(Records about charts and figures)
====================
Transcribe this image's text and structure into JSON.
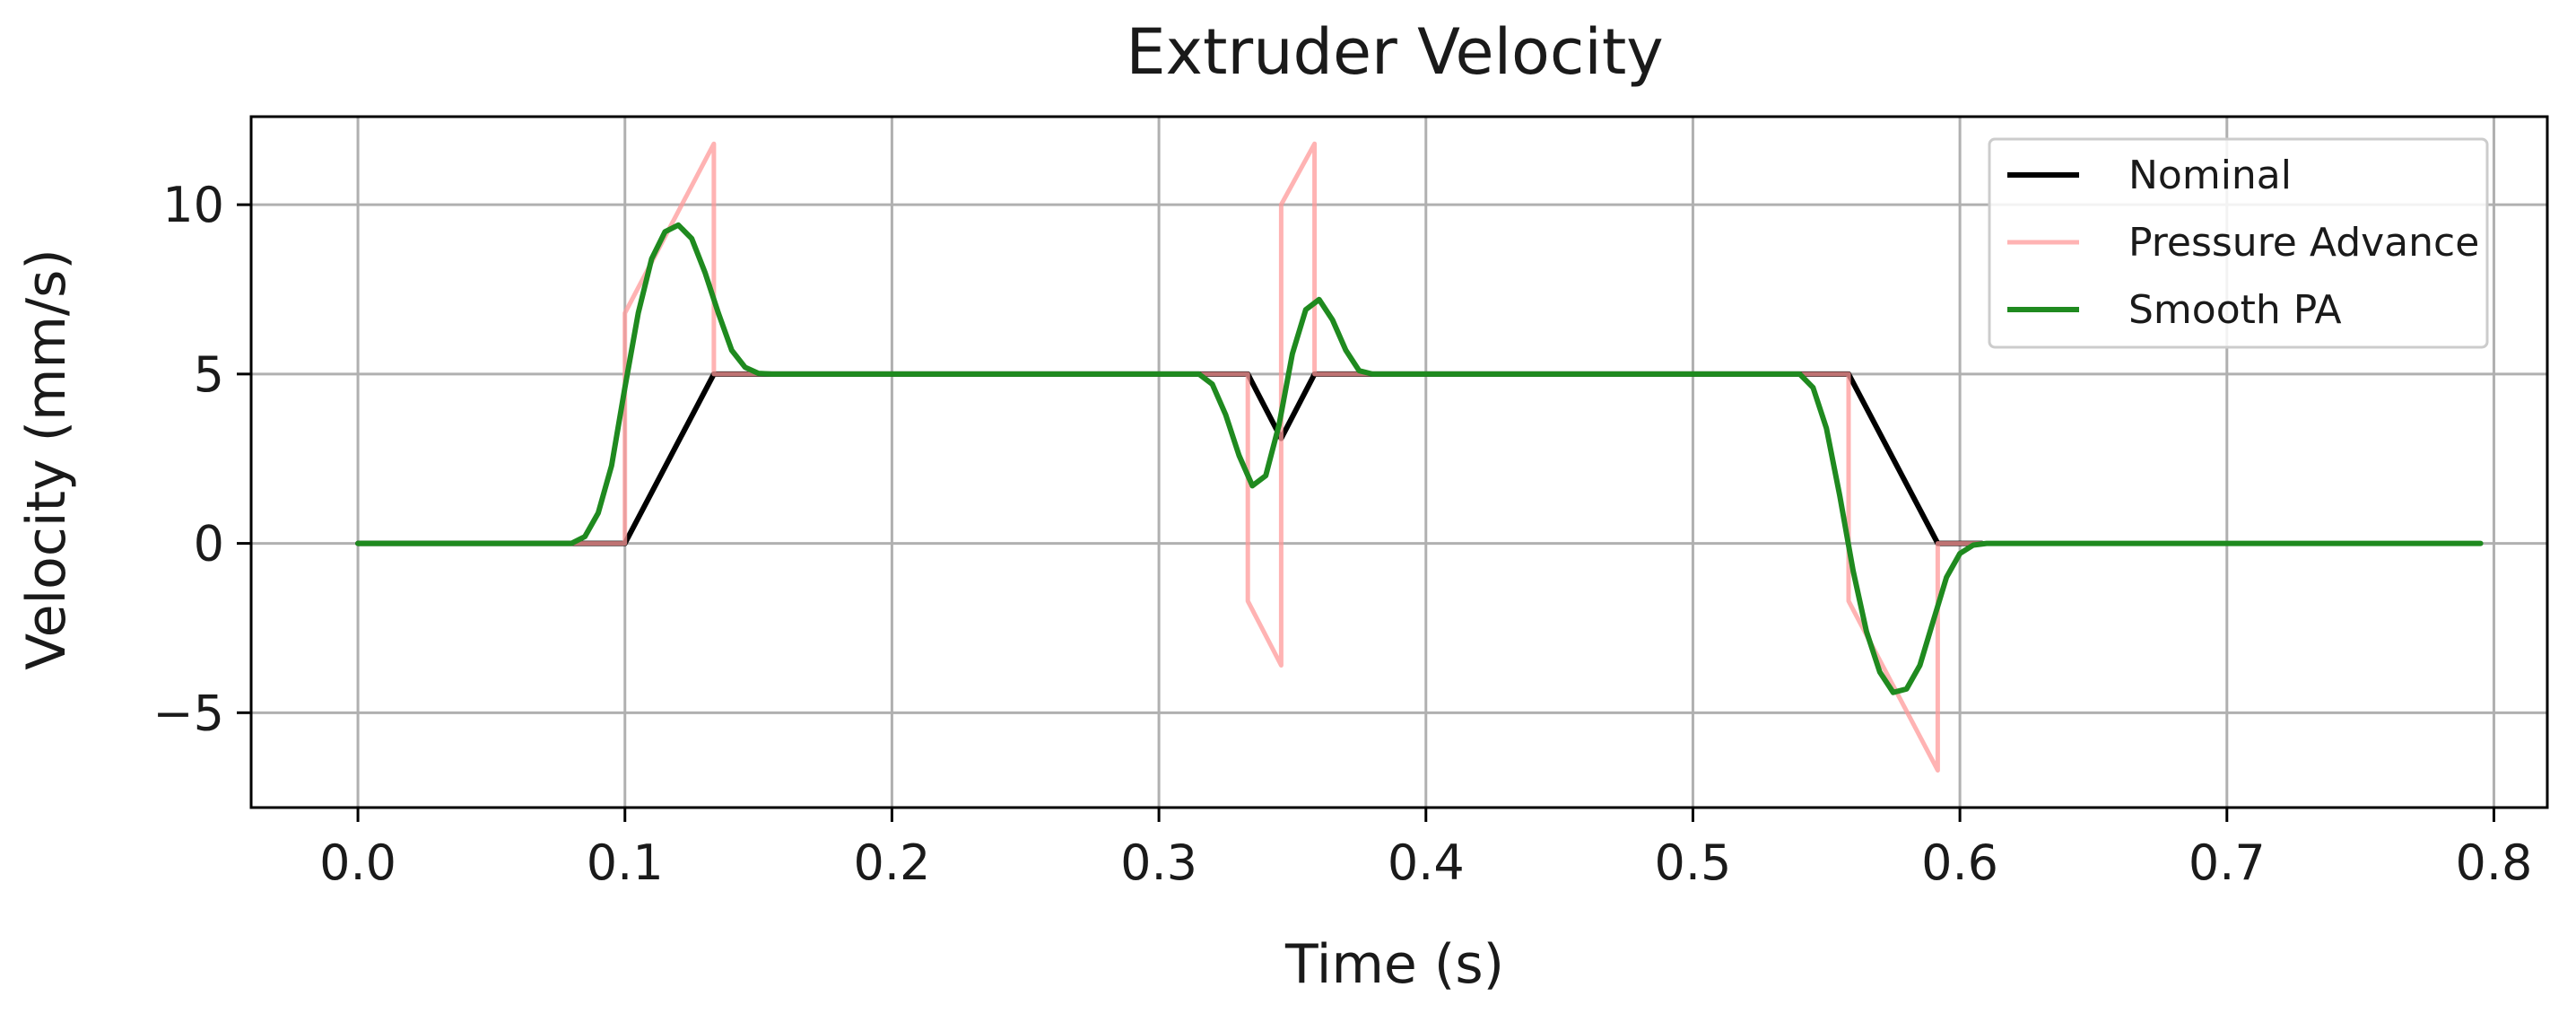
{
  "chart_data": {
    "type": "line",
    "title": "Extruder Velocity",
    "xlabel": "Time (s)",
    "ylabel": "Velocity (mm/s)",
    "xlim": [
      -0.04,
      0.82
    ],
    "ylim": [
      -7.8,
      12.6
    ],
    "xticks": [
      0.0,
      0.1,
      0.2,
      0.3,
      0.4,
      0.5,
      0.6,
      0.7,
      0.8
    ],
    "xtick_labels": [
      "0.0",
      "0.1",
      "0.2",
      "0.3",
      "0.4",
      "0.5",
      "0.6",
      "0.7",
      "0.8"
    ],
    "yticks": [
      -5,
      0,
      5,
      10
    ],
    "ytick_labels": [
      "−5",
      "0",
      "5",
      "10"
    ],
    "grid": true,
    "legend_position": "top-right",
    "series": [
      {
        "name": "Nominal",
        "color": "#000000",
        "x": [
          0.0,
          0.1,
          0.1333,
          0.3333,
          0.3458,
          0.3583,
          0.5583,
          0.5917,
          0.6083
        ],
        "y": [
          0,
          0,
          5,
          5,
          3.1,
          5,
          5,
          0,
          0
        ]
      },
      {
        "name": "Pressure Advance",
        "color": "#ff9999",
        "x": [
          0.0,
          0.1,
          0.1,
          0.1333,
          0.1333,
          0.3333,
          0.3333,
          0.3458,
          0.3458,
          0.3583,
          0.3583,
          0.5583,
          0.5583,
          0.5917,
          0.5917,
          0.6083
        ],
        "y": [
          0,
          0,
          6.8,
          11.8,
          5,
          5,
          -1.7,
          -3.6,
          10.0,
          11.8,
          5,
          5,
          -1.7,
          -6.7,
          0,
          0
        ]
      },
      {
        "name": "Smooth PA",
        "color": "#1f8a1f",
        "x": [
          0.0,
          0.08,
          0.085,
          0.09,
          0.095,
          0.1,
          0.105,
          0.11,
          0.115,
          0.12,
          0.125,
          0.13,
          0.135,
          0.14,
          0.145,
          0.15,
          0.155,
          0.16,
          0.2,
          0.3,
          0.315,
          0.32,
          0.325,
          0.33,
          0.335,
          0.34,
          0.345,
          0.35,
          0.355,
          0.36,
          0.365,
          0.37,
          0.375,
          0.38,
          0.4,
          0.5,
          0.54,
          0.545,
          0.55,
          0.555,
          0.56,
          0.565,
          0.57,
          0.575,
          0.58,
          0.585,
          0.59,
          0.595,
          0.6,
          0.605,
          0.61,
          0.7,
          0.795
        ],
        "y": [
          0,
          0,
          0.2,
          0.9,
          2.3,
          4.6,
          6.8,
          8.4,
          9.2,
          9.4,
          9.0,
          8.0,
          6.8,
          5.7,
          5.2,
          5.02,
          5.0,
          5.0,
          5.0,
          5.0,
          5.0,
          4.7,
          3.8,
          2.6,
          1.7,
          2.0,
          3.5,
          5.6,
          6.9,
          7.2,
          6.6,
          5.7,
          5.1,
          5.0,
          5.0,
          5.0,
          5.0,
          4.6,
          3.4,
          1.4,
          -0.8,
          -2.6,
          -3.8,
          -4.4,
          -4.3,
          -3.6,
          -2.3,
          -1.0,
          -0.3,
          -0.05,
          0,
          0,
          0
        ]
      }
    ]
  }
}
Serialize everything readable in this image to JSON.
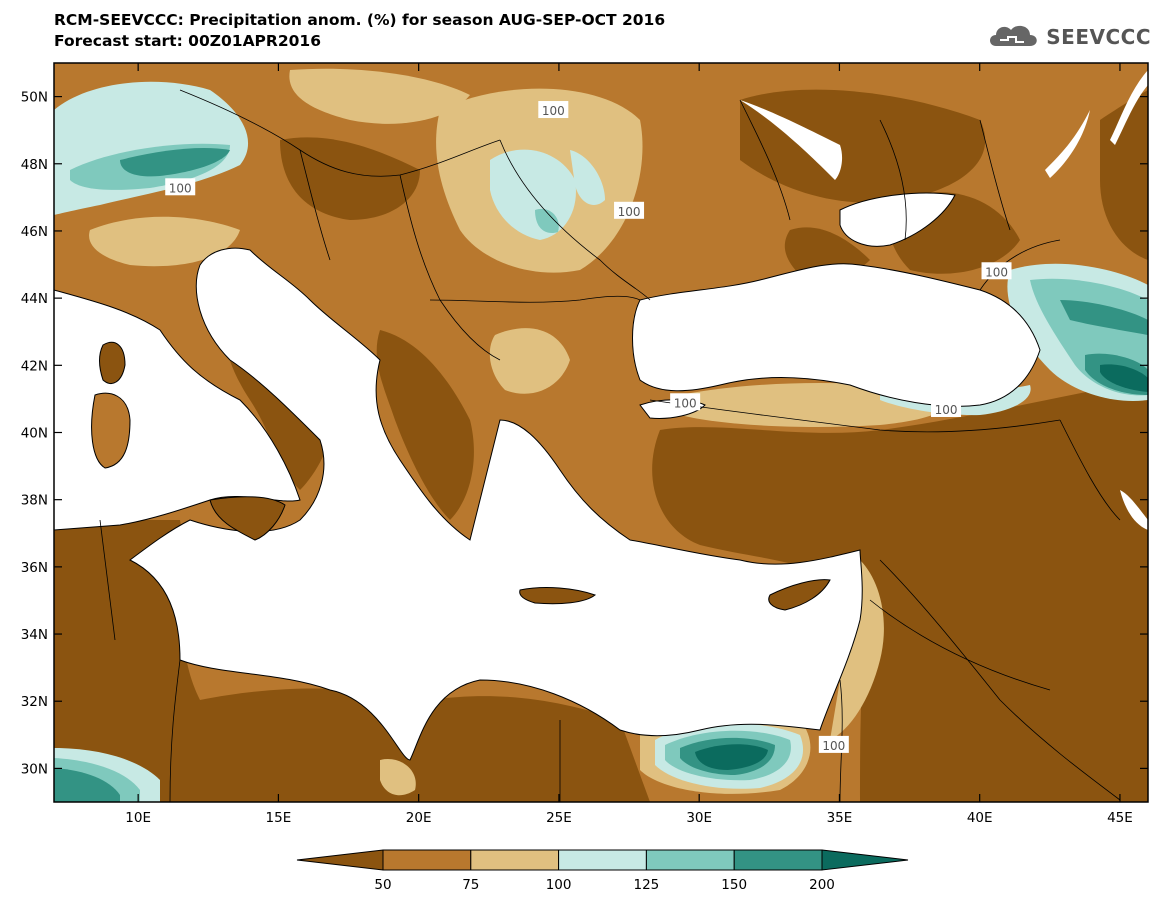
{
  "header": {
    "title": "RCM-SEEVCCC: Precipitation anom. (%) for season AUG-SEP-OCT 2016",
    "subtitle": "Forecast start: 00Z01APR2016"
  },
  "logo": {
    "text": "SEEVCCC",
    "icon": "cloud-icon"
  },
  "map": {
    "lon_range": [
      7,
      46
    ],
    "lat_range": [
      29,
      51
    ],
    "lon_ticks": [
      {
        "value": 10,
        "label": "10E"
      },
      {
        "value": 15,
        "label": "15E"
      },
      {
        "value": 20,
        "label": "20E"
      },
      {
        "value": 25,
        "label": "25E"
      },
      {
        "value": 30,
        "label": "30E"
      },
      {
        "value": 35,
        "label": "35E"
      },
      {
        "value": 40,
        "label": "40E"
      },
      {
        "value": 45,
        "label": "45E"
      }
    ],
    "lat_ticks": [
      {
        "value": 30,
        "label": "30N"
      },
      {
        "value": 32,
        "label": "32N"
      },
      {
        "value": 34,
        "label": "34N"
      },
      {
        "value": 36,
        "label": "36N"
      },
      {
        "value": 38,
        "label": "38N"
      },
      {
        "value": 40,
        "label": "40N"
      },
      {
        "value": 42,
        "label": "42N"
      },
      {
        "value": 44,
        "label": "44N"
      },
      {
        "value": 46,
        "label": "46N"
      },
      {
        "value": 48,
        "label": "48N"
      },
      {
        "value": 50,
        "label": "50N"
      }
    ],
    "contour_labels": [
      {
        "text": "100",
        "lon": 24.8,
        "lat": 49.6
      },
      {
        "text": "100",
        "lon": 11.5,
        "lat": 47.3
      },
      {
        "text": "100",
        "lon": 27.5,
        "lat": 46.6
      },
      {
        "text": "100",
        "lon": 40.6,
        "lat": 44.8
      },
      {
        "text": "100",
        "lon": 29.5,
        "lat": 40.9
      },
      {
        "text": "100",
        "lon": 38.8,
        "lat": 40.7
      },
      {
        "text": "100",
        "lon": 34.8,
        "lat": 30.7
      }
    ]
  },
  "legend": {
    "labels": [
      "50",
      "75",
      "100",
      "125",
      "150",
      "200"
    ],
    "colors": [
      "#8b5410",
      "#b8782e",
      "#e0c080",
      "#c7e9e4",
      "#7fc9bd",
      "#339384",
      "#0b6b5e"
    ]
  },
  "palette": {
    "sea": "#ffffff",
    "coast": "#000000"
  }
}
====================
THE PROBLEM: Repeat the records above verbatim, with no pictures in the result.

RESULT:
Transcribe this image's text and structure into JSON.
{
  "chart_data": {
    "type": "line",
    "title": "Extruder Velocity",
    "xlabel": "Time (s)",
    "ylabel": "Velocity (mm/s)",
    "xlim": [
      -0.04,
      0.82
    ],
    "ylim": [
      -7.8,
      12.6
    ],
    "xticks": [
      0.0,
      0.1,
      0.2,
      0.3,
      0.4,
      0.5,
      0.6,
      0.7,
      0.8
    ],
    "xtick_labels": [
      "0.0",
      "0.1",
      "0.2",
      "0.3",
      "0.4",
      "0.5",
      "0.6",
      "0.7",
      "0.8"
    ],
    "yticks": [
      -5,
      0,
      5,
      10
    ],
    "ytick_labels": [
      "−5",
      "0",
      "5",
      "10"
    ],
    "grid": true,
    "legend_position": "top-right",
    "series": [
      {
        "name": "Nominal",
        "color": "#000000",
        "x": [
          0.0,
          0.1,
          0.1333,
          0.3333,
          0.3458,
          0.3583,
          0.5583,
          0.5917,
          0.6083
        ],
        "y": [
          0,
          0,
          5,
          5,
          3.1,
          5,
          5,
          0,
          0
        ]
      },
      {
        "name": "Pressure Advance",
        "color": "#ff9999",
        "x": [
          0.0,
          0.1,
          0.1,
          0.1333,
          0.1333,
          0.3333,
          0.3333,
          0.3458,
          0.3458,
          0.3583,
          0.3583,
          0.5583,
          0.5583,
          0.5917,
          0.5917,
          0.6083
        ],
        "y": [
          0,
          0,
          6.8,
          11.8,
          5,
          5,
          -1.7,
          -3.6,
          10.0,
          11.8,
          5,
          5,
          -1.7,
          -6.7,
          0,
          0
        ]
      },
      {
        "name": "Smooth PA",
        "color": "#1f8a1f",
        "x": [
          0.0,
          0.08,
          0.085,
          0.09,
          0.095,
          0.1,
          0.105,
          0.11,
          0.115,
          0.12,
          0.125,
          0.13,
          0.135,
          0.14,
          0.145,
          0.15,
          0.155,
          0.16,
          0.2,
          0.3,
          0.315,
          0.32,
          0.325,
          0.33,
          0.335,
          0.34,
          0.345,
          0.35,
          0.355,
          0.36,
          0.365,
          0.37,
          0.375,
          0.38,
          0.4,
          0.5,
          0.54,
          0.545,
          0.55,
          0.555,
          0.56,
          0.565,
          0.57,
          0.575,
          0.58,
          0.585,
          0.59,
          0.595,
          0.6,
          0.605,
          0.61,
          0.7,
          0.795
        ],
        "y": [
          0,
          0,
          0.2,
          0.9,
          2.3,
          4.6,
          6.8,
          8.4,
          9.2,
          9.4,
          9.0,
          8.0,
          6.8,
          5.7,
          5.2,
          5.02,
          5.0,
          5.0,
          5.0,
          5.0,
          5.0,
          4.7,
          3.8,
          2.6,
          1.7,
          2.0,
          3.5,
          5.6,
          6.9,
          7.2,
          6.6,
          5.7,
          5.1,
          5.0,
          5.0,
          5.0,
          5.0,
          4.6,
          3.4,
          1.4,
          -0.8,
          -2.6,
          -3.8,
          -4.4,
          -4.3,
          -3.6,
          -2.3,
          -1.0,
          -0.3,
          -0.05,
          0,
          0,
          0
        ]
      }
    ]
  }
}
Serialize everything readable in this image to JSON.
{
  "header": {
    "title": "RCM-SEEVCCC: Precipitation anom. (%) for season AUG-SEP-OCT 2016",
    "subtitle": "Forecast start: 00Z01APR2016"
  },
  "logo": {
    "text": "SEEVCCC",
    "icon": "cloud-icon"
  },
  "map": {
    "lon_range": [
      7,
      46
    ],
    "lat_range": [
      29,
      51
    ],
    "lon_ticks": [
      {
        "value": 10,
        "label": "10E"
      },
      {
        "value": 15,
        "label": "15E"
      },
      {
        "value": 20,
        "label": "20E"
      },
      {
        "value": 25,
        "label": "25E"
      },
      {
        "value": 30,
        "label": "30E"
      },
      {
        "value": 35,
        "label": "35E"
      },
      {
        "value": 40,
        "label": "40E"
      },
      {
        "value": 45,
        "label": "45E"
      }
    ],
    "lat_ticks": [
      {
        "value": 30,
        "label": "30N"
      },
      {
        "value": 32,
        "label": "32N"
      },
      {
        "value": 34,
        "label": "34N"
      },
      {
        "value": 36,
        "label": "36N"
      },
      {
        "value": 38,
        "label": "38N"
      },
      {
        "value": 40,
        "label": "40N"
      },
      {
        "value": 42,
        "label": "42N"
      },
      {
        "value": 44,
        "label": "44N"
      },
      {
        "value": 46,
        "label": "46N"
      },
      {
        "value": 48,
        "label": "48N"
      },
      {
        "value": 50,
        "label": "50N"
      }
    ],
    "contour_labels": [
      {
        "text": "100",
        "lon": 24.8,
        "lat": 49.6
      },
      {
        "text": "100",
        "lon": 11.5,
        "lat": 47.3
      },
      {
        "text": "100",
        "lon": 27.5,
        "lat": 46.6
      },
      {
        "text": "100",
        "lon": 40.6,
        "lat": 44.8
      },
      {
        "text": "100",
        "lon": 29.5,
        "lat": 40.9
      },
      {
        "text": "100",
        "lon": 38.8,
        "lat": 40.7
      },
      {
        "text": "100",
        "lon": 34.8,
        "lat": 30.7
      }
    ]
  },
  "legend": {
    "labels": [
      "50",
      "75",
      "100",
      "125",
      "150",
      "200"
    ],
    "colors": [
      "#8b5410",
      "#b8782e",
      "#e0c080",
      "#c7e9e4",
      "#7fc9bd",
      "#339384",
      "#0b6b5e"
    ]
  },
  "palette": {
    "sea": "#ffffff",
    "coast": "#000000"
  }
}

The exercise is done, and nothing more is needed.